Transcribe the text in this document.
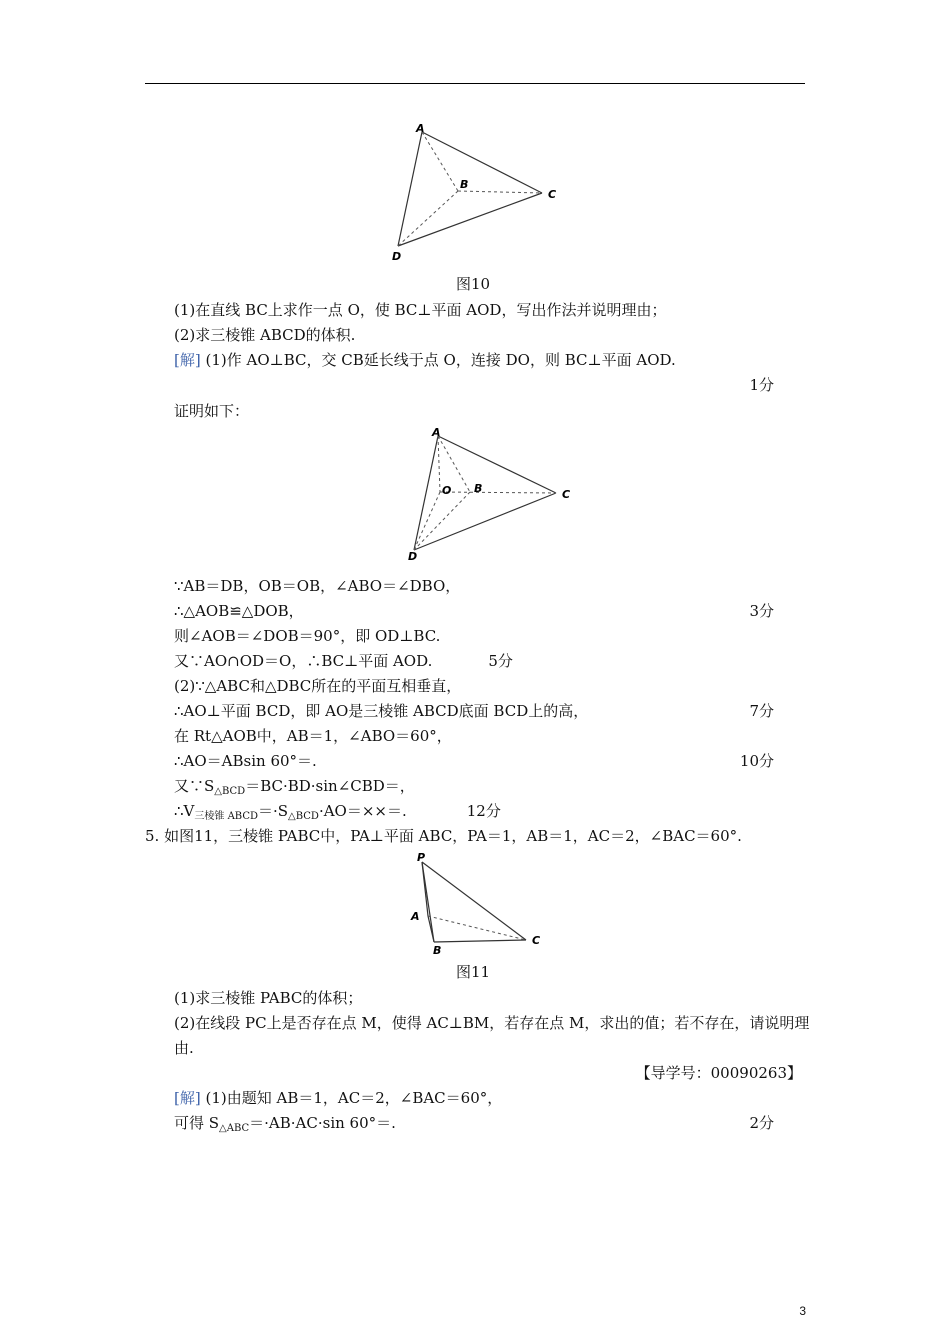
A
B
C
D
图10
(1)在直线 BC上求作一点 O，使 BC⊥平面 AOD，写出作法并说明理由；
(2)求三棱锥 ABCD的体积.
[解] (1)作 AO⊥BC，交 CB延长线于点 O，连接 DO，则 BC⊥平面 AOD.
1分
证明如下：
A
O B	C
D
∵AB＝DB，OB＝OB，∠ABO＝∠DBO，
∴△AOB≌△DOB，	3分
则∠AOB＝∠DOB＝90°，即 OD⊥BC.
又∵AO∩OD＝O，∴BC⊥平面 AOD.	5分
(2)∵△ABC和△DBC所在的平面互相垂直，
∴AO⊥平面 BCD，即 AO是三棱锥 ABCD底面 BCD上的高，	7分
在 Rt△AOB中，AB＝1，∠ABO＝60°，
∴AO＝ABsin 60°＝.	10分
又$\because S_{\triangle BCD}=BC\cdot BD\cdot\sin\angle CBD=$，
$\therefore V_{三棱锥 ABCD}=\cdot S_{\triangle BCD}\cdot AO=\times\times=$.	12分
5. 如图11，三棱锥 PABC中，PA⊥平面 ABC，PA＝1，AB＝1，AC＝2，∠BAC＝60°.
P
A
B
C
图11
(1)求三棱锥 PABC的体积；
(2)在线段 PC上是否存在点 M，使得 AC⊥BM，若存在点 M，求出的值；若不存在，请说明理
由.
【导学号：00090263】
[解] (1)由题知 AB＝1，AC＝2，∠BAC＝60°，
可得 $S_{\triangle ABC}=\cdot AB\cdot AC\cdot\sin$ 60°＝.	2分
3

-=-=-=-=-

# Task directions
Without the pictures, restate all of the entries above verbatim.

# Solution for this problem
Transcribe the text in this document.
A
B
C
D
图10
(1)在直线 BC上求作一点 O，使 BC⊥平面 AOD，写出作法并说明理由；
(2)求三棱锥 ABCD的体积.
[解] (1)作 AO⊥BC，交 CB延长线于点 O，连接 DO，则 BC⊥平面 AOD.
1分
证明如下：
A
O B	C
D
∵AB＝DB，OB＝OB，∠ABO＝∠DBO，
∴△AOB≌△DOB，	3分
则∠AOB＝∠DOB＝90°，即 OD⊥BC.
又∵AO∩OD＝O，∴BC⊥平面 AOD.	5分
(2)∵△ABC和△DBC所在的平面互相垂直，
∴AO⊥平面 BCD，即 AO是三棱锥 ABCD底面 BCD上的高，	7分
在 Rt△AOB中，AB＝1，∠ABO＝60°，
∴AO＝ABsin 60°＝.	10分
又$\because S_{\triangle BCD}=BC\cdot BD\cdot\sin\angle CBD=$，
$\therefore V_{三棱锥 ABCD}=\cdot S_{\triangle BCD}\cdot AO=\times\times=$.	12分
5. 如图11，三棱锥 PABC中，PA⊥平面 ABC，PA＝1，AB＝1，AC＝2，∠BAC＝60°.
P
A
B
C
图11
(1)求三棱锥 PABC的体积；
(2)在线段 PC上是否存在点 M，使得 AC⊥BM，若存在点 M，求出的值；若不存在，请说明理
由.
【导学号：00090263】
[解] (1)由题知 AB＝1，AC＝2，∠BAC＝60°，
可得 $S_{\triangle ABC}=\cdot AB\cdot AC\cdot\sin$ 60°＝.	2分
3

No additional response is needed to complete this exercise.